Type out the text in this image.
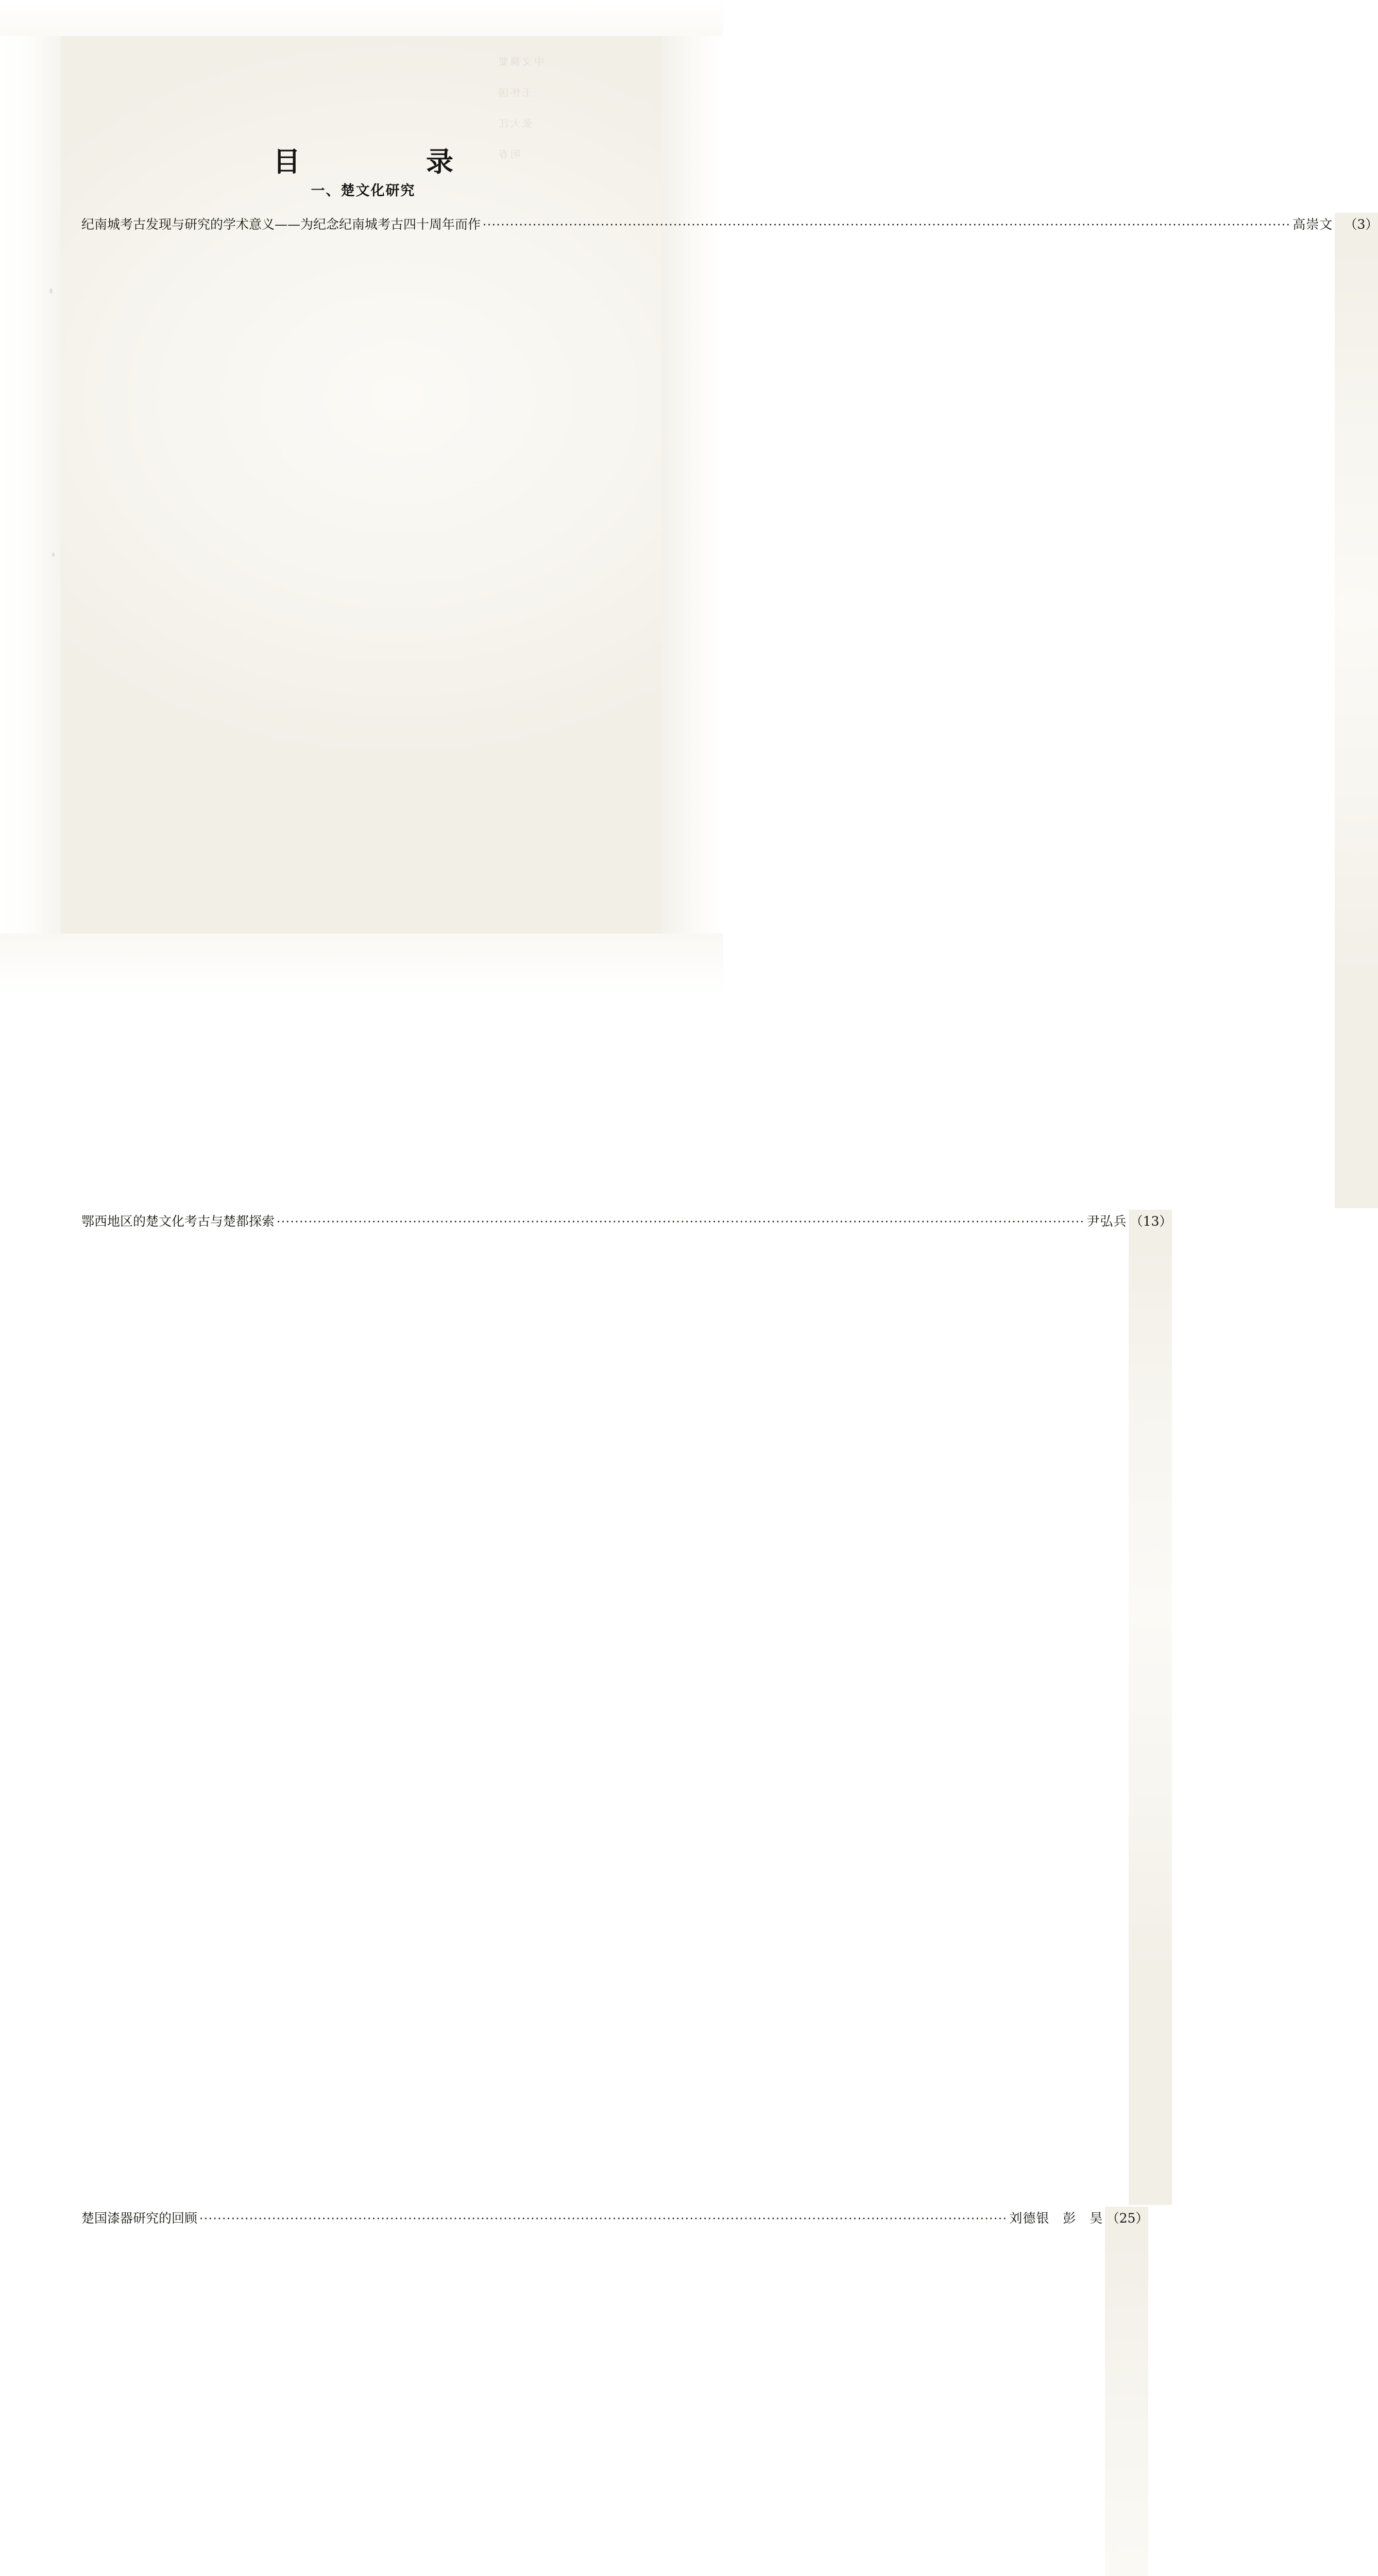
中文摘要
王怀国
张大江
　　　明春
目　　录
一、楚文化研究
纪南城考古发现与研究的学术意义——为纪念纪南城考古四十周年而作 ·····	高崇文 （3）
鄂西地区的楚文化考古与楚都探索 ·····	尹弘兵 （13）
楚国漆器研究的回顾 ·····	刘德银　彭　昊 （25）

★ ★ ★ ★ ★ ★ ★

## Your task
Your task is to transcribe all of the records precisely, with no images included.

## Exercise answer
Type out the text in this image.
中文摘要
王怀国
张大江
　　　明春
目　　录
一、楚文化研究
纪南城考古发现与研究的学术意义——为纪念纪南城考古四十周年而作 ·····	高崇文 （3）
鄂西地区的楚文化考古与楚都探索 ·····	尹弘兵 （13）
楚国漆器研究的回顾 ·····	刘德银　彭　昊 （25）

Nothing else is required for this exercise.